◆ PASSAGE ◆
== Segment start ==

Prostaglandin dehydrogenase (PGDH) in granulosa cells of primate periovulatory follicles is regulated by the ovulatory gonadotropin surge via multiple G proteins.

The ovulatory gonadotropin surge increases granulosa cell prostaglandin synthesis as well as prostaglandin dehydrogenase (PGDH), the key enzyme responsible for prostaglandin metabolism. To investigate gonadotropin regulation of PGDH in the primate follicle, monkey granulosa cells were obtained across the 40-h periovulatory interval. PGDH activity was low before the ovulatory hCG stimulus, peaked 12-24 h after hCG, and was low again 36 h after hCG administration. Granulosa cells maintained in vitro with hCG showed a similar temporal pattern of PGDH. The LH/CG receptor can utilize multiple signaling pathways to regulate intracellular events. Gonadotropin-stimulated cAMP appears to act primarily via the Epacs to increase PGDH mRNA, protein, and activity. In contrast, PLC activation of PKC likely decreases PGDH mRNA, protein, and activity late in the periovulatory interval. Increased, then decreased PGDH activity may delay accumulation of prostaglandins in the follicle until late in the periovulatory interval, contributing to timely ovulation in primates.

== Segment end ==

◆ INFORMATION SHOWN ◆
== Segment start ==

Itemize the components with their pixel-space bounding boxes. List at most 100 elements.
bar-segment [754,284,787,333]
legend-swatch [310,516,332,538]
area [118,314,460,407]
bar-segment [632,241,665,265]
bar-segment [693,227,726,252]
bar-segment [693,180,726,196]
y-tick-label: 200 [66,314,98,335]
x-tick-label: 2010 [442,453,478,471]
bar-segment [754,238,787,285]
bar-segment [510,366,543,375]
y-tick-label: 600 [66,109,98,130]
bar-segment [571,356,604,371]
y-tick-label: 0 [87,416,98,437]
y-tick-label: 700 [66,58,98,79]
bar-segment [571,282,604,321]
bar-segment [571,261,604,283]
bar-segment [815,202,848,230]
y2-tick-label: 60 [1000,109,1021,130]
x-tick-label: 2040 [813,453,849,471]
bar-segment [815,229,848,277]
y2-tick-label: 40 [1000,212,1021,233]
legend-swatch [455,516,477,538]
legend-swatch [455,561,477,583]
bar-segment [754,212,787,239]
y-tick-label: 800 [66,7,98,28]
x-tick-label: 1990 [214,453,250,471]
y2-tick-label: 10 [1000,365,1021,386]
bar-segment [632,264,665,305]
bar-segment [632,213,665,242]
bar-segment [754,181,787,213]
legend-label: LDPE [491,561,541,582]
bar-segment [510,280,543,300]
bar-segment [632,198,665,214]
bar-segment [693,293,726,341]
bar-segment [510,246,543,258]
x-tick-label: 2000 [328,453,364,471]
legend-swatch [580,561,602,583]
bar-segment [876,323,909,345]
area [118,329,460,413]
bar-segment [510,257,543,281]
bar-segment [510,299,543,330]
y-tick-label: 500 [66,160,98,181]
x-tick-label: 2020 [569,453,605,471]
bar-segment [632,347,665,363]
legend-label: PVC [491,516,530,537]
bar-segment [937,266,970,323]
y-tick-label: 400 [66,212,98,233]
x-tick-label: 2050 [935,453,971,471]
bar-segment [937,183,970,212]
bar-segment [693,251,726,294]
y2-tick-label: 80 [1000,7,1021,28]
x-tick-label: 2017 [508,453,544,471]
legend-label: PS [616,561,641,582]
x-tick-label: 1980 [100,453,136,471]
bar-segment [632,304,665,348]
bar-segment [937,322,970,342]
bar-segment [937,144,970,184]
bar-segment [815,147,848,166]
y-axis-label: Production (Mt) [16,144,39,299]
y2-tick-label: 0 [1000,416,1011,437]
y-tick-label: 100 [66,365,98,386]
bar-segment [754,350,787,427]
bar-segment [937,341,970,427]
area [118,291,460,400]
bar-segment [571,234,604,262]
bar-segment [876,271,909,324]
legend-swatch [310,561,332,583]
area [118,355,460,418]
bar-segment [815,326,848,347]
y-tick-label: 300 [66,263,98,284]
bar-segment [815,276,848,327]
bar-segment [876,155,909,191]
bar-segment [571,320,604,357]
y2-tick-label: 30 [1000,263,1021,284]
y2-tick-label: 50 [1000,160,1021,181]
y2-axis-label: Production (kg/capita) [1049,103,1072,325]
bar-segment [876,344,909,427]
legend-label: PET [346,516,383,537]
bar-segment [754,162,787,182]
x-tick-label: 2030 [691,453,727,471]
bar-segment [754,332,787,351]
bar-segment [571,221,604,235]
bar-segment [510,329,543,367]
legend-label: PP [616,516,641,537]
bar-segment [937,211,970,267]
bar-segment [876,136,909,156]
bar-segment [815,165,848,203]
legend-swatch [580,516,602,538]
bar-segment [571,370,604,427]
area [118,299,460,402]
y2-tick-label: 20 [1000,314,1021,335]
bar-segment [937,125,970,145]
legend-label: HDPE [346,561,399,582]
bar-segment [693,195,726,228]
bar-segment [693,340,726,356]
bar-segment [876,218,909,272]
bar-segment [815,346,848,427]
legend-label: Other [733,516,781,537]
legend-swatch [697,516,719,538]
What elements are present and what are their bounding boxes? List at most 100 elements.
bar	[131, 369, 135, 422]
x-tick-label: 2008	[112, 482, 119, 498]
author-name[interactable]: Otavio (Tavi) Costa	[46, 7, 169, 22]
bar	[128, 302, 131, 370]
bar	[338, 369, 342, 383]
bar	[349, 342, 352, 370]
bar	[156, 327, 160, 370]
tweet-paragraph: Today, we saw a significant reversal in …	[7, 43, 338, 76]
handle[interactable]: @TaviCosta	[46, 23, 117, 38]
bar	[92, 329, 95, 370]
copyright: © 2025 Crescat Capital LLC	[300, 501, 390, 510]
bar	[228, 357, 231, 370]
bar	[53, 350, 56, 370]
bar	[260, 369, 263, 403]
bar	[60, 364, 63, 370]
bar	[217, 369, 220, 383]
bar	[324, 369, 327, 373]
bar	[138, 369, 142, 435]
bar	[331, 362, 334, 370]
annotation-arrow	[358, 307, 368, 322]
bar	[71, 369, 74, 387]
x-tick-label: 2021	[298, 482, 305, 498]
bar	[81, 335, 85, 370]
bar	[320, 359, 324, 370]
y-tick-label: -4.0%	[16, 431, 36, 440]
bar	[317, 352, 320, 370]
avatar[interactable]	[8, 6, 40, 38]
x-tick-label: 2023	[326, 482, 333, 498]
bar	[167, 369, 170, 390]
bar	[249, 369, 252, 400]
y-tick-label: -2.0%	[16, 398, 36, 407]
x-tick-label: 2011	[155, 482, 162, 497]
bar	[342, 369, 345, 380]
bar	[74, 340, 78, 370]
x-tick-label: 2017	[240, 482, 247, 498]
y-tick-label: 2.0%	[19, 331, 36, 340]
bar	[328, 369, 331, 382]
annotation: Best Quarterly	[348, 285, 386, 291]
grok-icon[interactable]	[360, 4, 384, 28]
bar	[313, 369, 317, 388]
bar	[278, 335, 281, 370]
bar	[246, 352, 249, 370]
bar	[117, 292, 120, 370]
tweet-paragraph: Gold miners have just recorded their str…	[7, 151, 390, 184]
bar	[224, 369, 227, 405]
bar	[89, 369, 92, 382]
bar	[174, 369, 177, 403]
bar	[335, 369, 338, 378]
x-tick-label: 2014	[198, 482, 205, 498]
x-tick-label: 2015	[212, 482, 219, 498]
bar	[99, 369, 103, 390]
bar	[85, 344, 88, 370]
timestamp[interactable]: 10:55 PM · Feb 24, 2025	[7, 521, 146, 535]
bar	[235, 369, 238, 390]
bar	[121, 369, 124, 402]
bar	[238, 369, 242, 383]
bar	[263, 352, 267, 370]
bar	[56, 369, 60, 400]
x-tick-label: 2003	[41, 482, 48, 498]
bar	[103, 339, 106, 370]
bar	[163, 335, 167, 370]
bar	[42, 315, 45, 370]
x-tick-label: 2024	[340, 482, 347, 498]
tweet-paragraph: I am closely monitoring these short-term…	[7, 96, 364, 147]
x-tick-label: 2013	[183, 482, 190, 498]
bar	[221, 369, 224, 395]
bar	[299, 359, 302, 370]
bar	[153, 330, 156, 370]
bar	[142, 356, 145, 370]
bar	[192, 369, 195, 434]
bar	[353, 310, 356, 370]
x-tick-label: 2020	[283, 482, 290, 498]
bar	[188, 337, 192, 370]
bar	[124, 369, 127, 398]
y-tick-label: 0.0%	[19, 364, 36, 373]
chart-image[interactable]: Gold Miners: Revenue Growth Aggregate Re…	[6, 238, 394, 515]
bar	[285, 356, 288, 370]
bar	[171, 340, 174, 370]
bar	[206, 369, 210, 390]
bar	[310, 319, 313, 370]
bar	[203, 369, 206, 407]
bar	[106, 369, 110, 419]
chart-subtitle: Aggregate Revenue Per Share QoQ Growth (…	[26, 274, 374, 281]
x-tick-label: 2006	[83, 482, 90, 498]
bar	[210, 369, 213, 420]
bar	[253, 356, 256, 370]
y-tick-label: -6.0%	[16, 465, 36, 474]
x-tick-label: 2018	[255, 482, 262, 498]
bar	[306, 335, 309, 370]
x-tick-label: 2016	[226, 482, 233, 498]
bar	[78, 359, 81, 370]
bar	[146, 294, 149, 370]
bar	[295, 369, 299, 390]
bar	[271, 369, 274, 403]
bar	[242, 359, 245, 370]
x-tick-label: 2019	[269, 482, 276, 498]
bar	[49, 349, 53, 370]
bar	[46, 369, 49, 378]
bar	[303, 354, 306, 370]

== Segment end ==

◆ WHAT IS REQUIRED ◆
Please answer these questions from the PGDH abstract:
(a) When did PGDH activity peak after hCG administration?
(b) Through what does gonadotropin-stimulated cAMP appear to act primarily to increase PGDH?
(c) What likely decreases PGDH mRNA, protein, and activity late in the periovulatory interval?

◆ ANSWER SPACE ◆
(a) 12-24 h after hCG
(b) The Epacs
(c) PLC activation of PKC